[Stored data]

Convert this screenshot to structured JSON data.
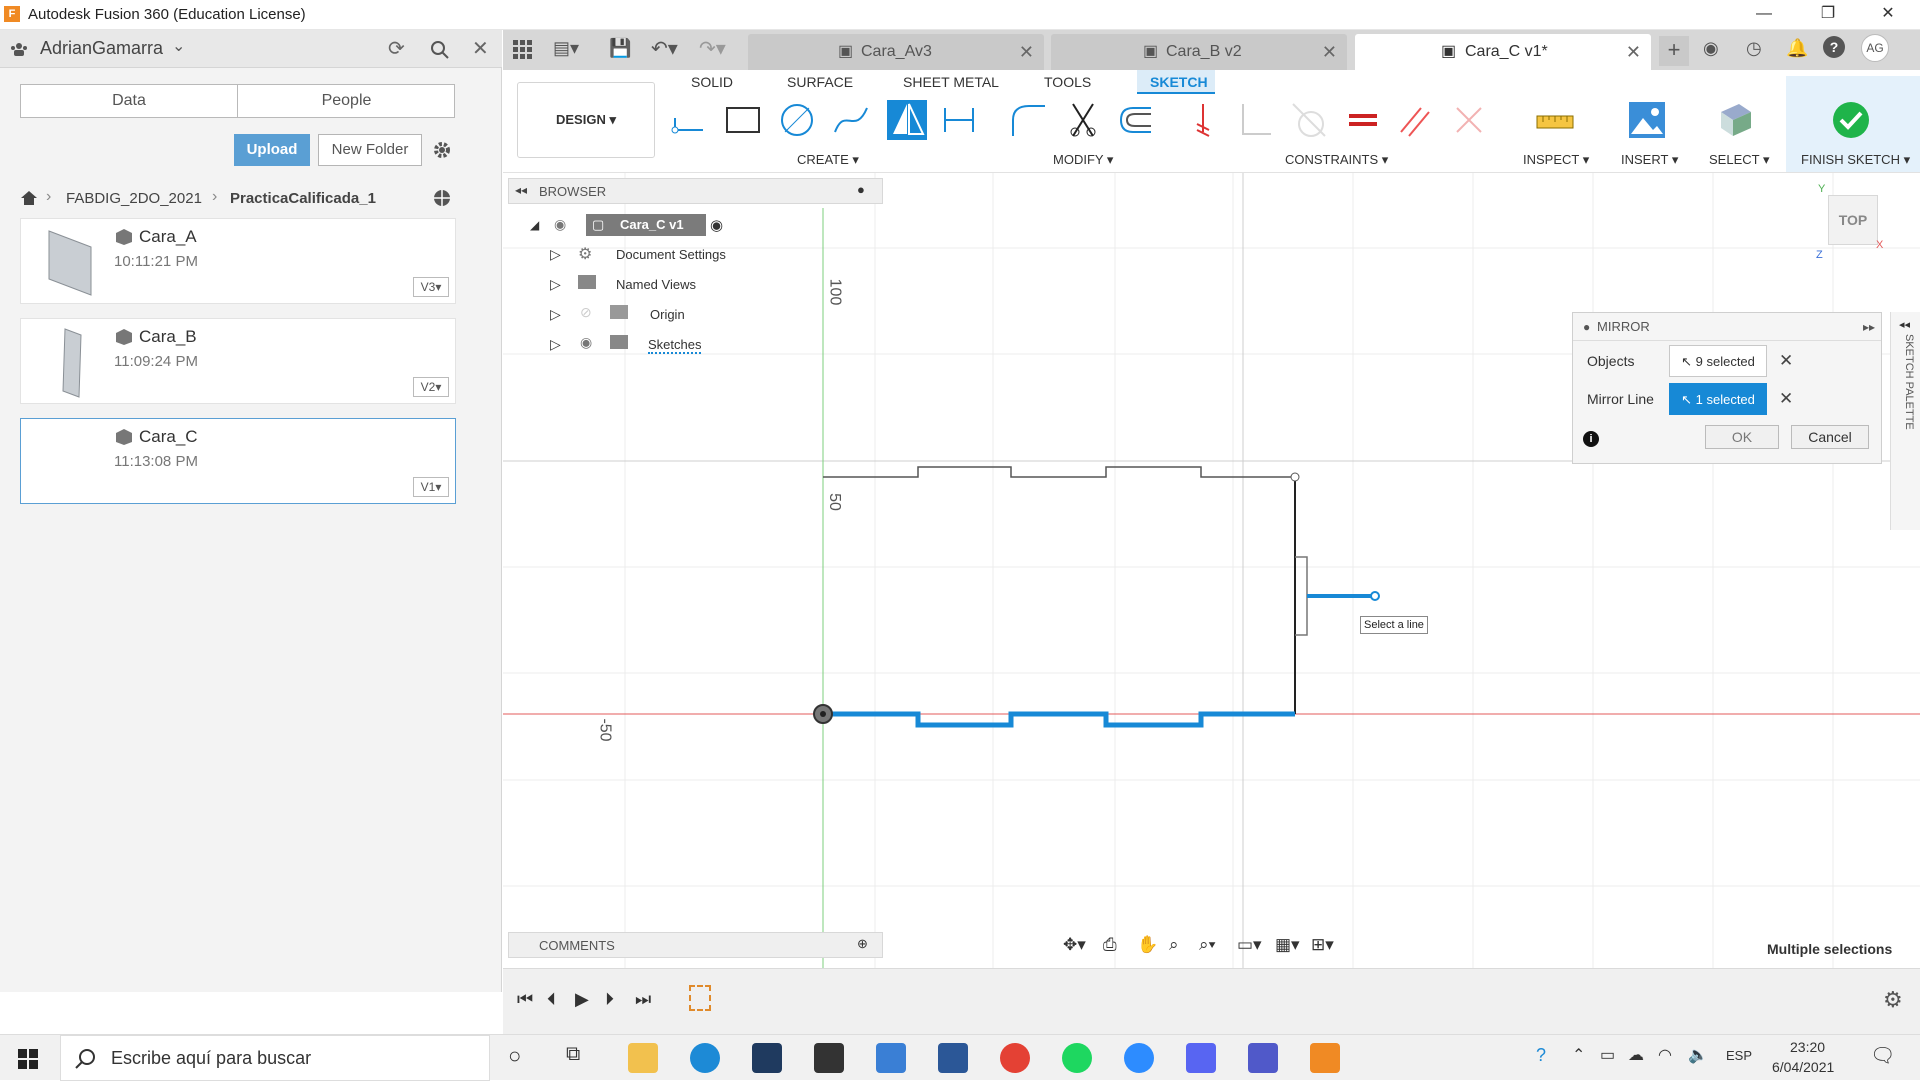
{
  "window": {
    "title": "Autodesk Fusion 360 (Education License)",
    "logo": "F"
  },
  "data_panel": {
    "user": "AdrianGamarra",
    "tabs": [
      "Data",
      "People"
    ],
    "upload_label": "Upload",
    "new_folder_label": "New Folder",
    "breadcrumb": [
      "FABDIG_2DO_2021",
      "PracticaCalificada_1"
    ],
    "files": [
      {
        "name": "Cara_A",
        "time": "10:11:21 PM",
        "version": "V3▾"
      },
      {
        "name": "Cara_B",
        "time": "11:09:24 PM",
        "version": "V2▾"
      },
      {
        "name": "Cara_C",
        "time": "11:13:08 PM",
        "version": "V1▾"
      }
    ]
  },
  "doc_tabs": [
    {
      "label": "Cara_Av3",
      "active": false
    },
    {
      "label": "Cara_B v2",
      "active": false
    },
    {
      "label": "Cara_C v1*",
      "active": true
    }
  ],
  "user_initials": "AG",
  "toolbar": {
    "workspace": "DESIGN ▾",
    "tabs": [
      "SOLID",
      "SURFACE",
      "SHEET METAL",
      "TOOLS",
      "SKETCH"
    ],
    "active_tab": "SKETCH",
    "groups": {
      "create": "CREATE ▾",
      "modify": "MODIFY ▾",
      "constraints": "CONSTRAINTS ▾",
      "inspect": "INSPECT ▾",
      "insert": "INSERT ▾",
      "select": "SELECT ▾",
      "finish": "FINISH SKETCH ▾"
    },
    "accent": "#1789d6"
  },
  "browser": {
    "title": "BROWSER",
    "root": "Cara_C v1",
    "items": [
      "Document Settings",
      "Named Views",
      "Origin",
      "Sketches"
    ]
  },
  "viewcube": {
    "label": "TOP",
    "axis_y": "Y",
    "axis_x": "X",
    "axis_z": "Z"
  },
  "canvas": {
    "ruler_labels": [
      "100",
      "50",
      "-50"
    ],
    "tooltip": "Select a line",
    "status": "Multiple selections"
  },
  "mirror_dialog": {
    "title": "MIRROR",
    "objects_label": "Objects",
    "objects_value": "9 selected",
    "mirror_line_label": "Mirror Line",
    "mirror_line_value": "1 selected",
    "ok": "OK",
    "cancel": "Cancel",
    "side_palette": "SKETCH PALETTE"
  },
  "comments_label": "COMMENTS",
  "taskbar": {
    "search_placeholder": "Escribe aquí para buscar",
    "language": "ESP",
    "time": "23:20",
    "date": "6/04/2021"
  }
}
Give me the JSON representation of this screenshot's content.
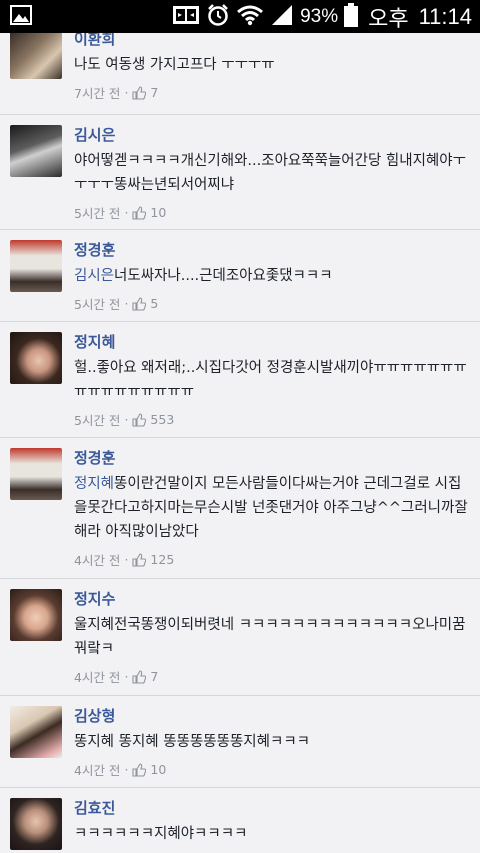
{
  "status_bar": {
    "battery_percent": "93%",
    "ampm": "오후",
    "time": "11:14",
    "icons": [
      "gallery-icon",
      "screen-mirror-icon",
      "alarm-icon",
      "wifi-icon",
      "signal-icon",
      "battery-icon"
    ]
  },
  "comments": [
    {
      "name": "이환희",
      "text": "나도 여동생 가지고프다 ㅜㅜㅜㅠ",
      "mention": "",
      "time": "7시간 전",
      "likes": "7",
      "avatar_color": "#6b5a4a"
    },
    {
      "name": "김시은",
      "text": "야어떻겓ㅋㅋㅋㅋ개신기해와...조아요쭉쭉늘어간당 힘내지혜야ㅜㅜㅜㅜ똥싸는년되서어찌냐",
      "mention": "",
      "time": "5시간 전",
      "likes": "10",
      "avatar_color": "#3a3a3a"
    },
    {
      "name": "정경훈",
      "text": "너도싸자나....근데조아요좇댔ㅋㅋㅋ",
      "mention": "김시은",
      "time": "5시간 전",
      "likes": "5",
      "avatar_color": "#b5453d"
    },
    {
      "name": "정지혜",
      "text": "헐..좋아요 왜저래;..시집다갓어 정경훈시발새끼야ㅠㅠㅠㅠㅠㅠㅠㅠㅠㅠㅠㅠㅠㅠㅠㅠ",
      "mention": "",
      "time": "5시간 전",
      "likes": "553",
      "avatar_color": "#4a3328"
    },
    {
      "name": "정경훈",
      "text": "똥이란건말이지 모든사람들이다싸는거야 근데그걸로 시집을못간다고하지마는무슨시발 넌좃댄거야 아주그냥^^그러니까잘해라 아직많이남았다",
      "mention": "정지혜",
      "time": "4시간 전",
      "likes": "125",
      "avatar_color": "#b5453d"
    },
    {
      "name": "정지수",
      "text": "울지혜전국똥쟁이되버렷네 ㅋㅋㅋㅋㅋㅋㅋㅋㅋㅋㅋㅋㅋ오나미꿈꿔랔ㅋ",
      "mention": "",
      "time": "4시간 전",
      "likes": "7",
      "avatar_color": "#5a4034"
    },
    {
      "name": "김상형",
      "text": "똥지혜 똥지혜 똥똥똥똥똥똥지혜ㅋㅋㅋ",
      "mention": "",
      "time": "4시간 전",
      "likes": "10",
      "avatar_color": "#c9b9a6"
    },
    {
      "name": "김효진",
      "text": "ㅋㅋㅋㅋㅋㅋ지혜야ㅋㅋㅋㅋ",
      "mention": "",
      "time": "",
      "likes": "",
      "avatar_color": "#3d3432"
    }
  ]
}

* THE PROBLEM *
Reproduce each line exactly as it appears, omitting the pictures.

* RESPONSE *
Convert this screenshot to structured JSON data.
{
  "window": {
    "title": "Autodesk Fusion 360 (Education License)",
    "logo": "F"
  },
  "data_panel": {
    "user": "AdrianGamarra",
    "tabs": [
      "Data",
      "People"
    ],
    "upload_label": "Upload",
    "new_folder_label": "New Folder",
    "breadcrumb": [
      "FABDIG_2DO_2021",
      "PracticaCalificada_1"
    ],
    "files": [
      {
        "name": "Cara_A",
        "time": "10:11:21 PM",
        "version": "V3▾"
      },
      {
        "name": "Cara_B",
        "time": "11:09:24 PM",
        "version": "V2▾"
      },
      {
        "name": "Cara_C",
        "time": "11:13:08 PM",
        "version": "V1▾"
      }
    ]
  },
  "doc_tabs": [
    {
      "label": "Cara_Av3",
      "active": false
    },
    {
      "label": "Cara_B v2",
      "active": false
    },
    {
      "label": "Cara_C v1*",
      "active": true
    }
  ],
  "user_initials": "AG",
  "toolbar": {
    "workspace": "DESIGN ▾",
    "tabs": [
      "SOLID",
      "SURFACE",
      "SHEET METAL",
      "TOOLS",
      "SKETCH"
    ],
    "active_tab": "SKETCH",
    "groups": {
      "create": "CREATE ▾",
      "modify": "MODIFY ▾",
      "constraints": "CONSTRAINTS ▾",
      "inspect": "INSPECT ▾",
      "insert": "INSERT ▾",
      "select": "SELECT ▾",
      "finish": "FINISH SKETCH ▾"
    },
    "accent": "#1789d6"
  },
  "browser": {
    "title": "BROWSER",
    "root": "Cara_C v1",
    "items": [
      "Document Settings",
      "Named Views",
      "Origin",
      "Sketches"
    ]
  },
  "viewcube": {
    "label": "TOP",
    "axis_y": "Y",
    "axis_x": "X",
    "axis_z": "Z"
  },
  "canvas": {
    "ruler_labels": [
      "100",
      "50",
      "-50"
    ],
    "tooltip": "Select a line",
    "status": "Multiple selections"
  },
  "mirror_dialog": {
    "title": "MIRROR",
    "objects_label": "Objects",
    "objects_value": "9 selected",
    "mirror_line_label": "Mirror Line",
    "mirror_line_value": "1 selected",
    "ok": "OK",
    "cancel": "Cancel",
    "side_palette": "SKETCH PALETTE"
  },
  "comments_label": "COMMENTS",
  "taskbar": {
    "search_placeholder": "Escribe aquí para buscar",
    "language": "ESP",
    "time": "23:20",
    "date": "6/04/2021"
  }
}
Give me the JSON representation of this screenshot's content.
{
  "status_bar": {
    "battery_percent": "93%",
    "ampm": "오후",
    "time": "11:14",
    "icons": [
      "gallery-icon",
      "screen-mirror-icon",
      "alarm-icon",
      "wifi-icon",
      "signal-icon",
      "battery-icon"
    ]
  },
  "comments": [
    {
      "name": "이환희",
      "text": "나도 여동생 가지고프다 ㅜㅜㅜㅠ",
      "mention": "",
      "time": "7시간 전",
      "likes": "7",
      "avatar_color": "#6b5a4a"
    },
    {
      "name": "김시은",
      "text": "야어떻겓ㅋㅋㅋㅋ개신기해와...조아요쭉쭉늘어간당 힘내지혜야ㅜㅜㅜㅜ똥싸는년되서어찌냐",
      "mention": "",
      "time": "5시간 전",
      "likes": "10",
      "avatar_color": "#3a3a3a"
    },
    {
      "name": "정경훈",
      "text": "너도싸자나....근데조아요좇댔ㅋㅋㅋ",
      "mention": "김시은",
      "time": "5시간 전",
      "likes": "5",
      "avatar_color": "#b5453d"
    },
    {
      "name": "정지혜",
      "text": "헐..좋아요 왜저래;..시집다갓어 정경훈시발새끼야ㅠㅠㅠㅠㅠㅠㅠㅠㅠㅠㅠㅠㅠㅠㅠㅠ",
      "mention": "",
      "time": "5시간 전",
      "likes": "553",
      "avatar_color": "#4a3328"
    },
    {
      "name": "정경훈",
      "text": "똥이란건말이지 모든사람들이다싸는거야 근데그걸로 시집을못간다고하지마는무슨시발 넌좃댄거야 아주그냥^^그러니까잘해라 아직많이남았다",
      "mention": "정지혜",
      "time": "4시간 전",
      "likes": "125",
      "avatar_color": "#b5453d"
    },
    {
      "name": "정지수",
      "text": "울지혜전국똥쟁이되버렷네 ㅋㅋㅋㅋㅋㅋㅋㅋㅋㅋㅋㅋㅋ오나미꿈꿔랔ㅋ",
      "mention": "",
      "time": "4시간 전",
      "likes": "7",
      "avatar_color": "#5a4034"
    },
    {
      "name": "김상형",
      "text": "똥지혜 똥지혜 똥똥똥똥똥똥지혜ㅋㅋㅋ",
      "mention": "",
      "time": "4시간 전",
      "likes": "10",
      "avatar_color": "#c9b9a6"
    },
    {
      "name": "김효진",
      "text": "ㅋㅋㅋㅋㅋㅋ지혜야ㅋㅋㅋㅋ",
      "mention": "",
      "time": "",
      "likes": "",
      "avatar_color": "#3d3432"
    }
  ]
}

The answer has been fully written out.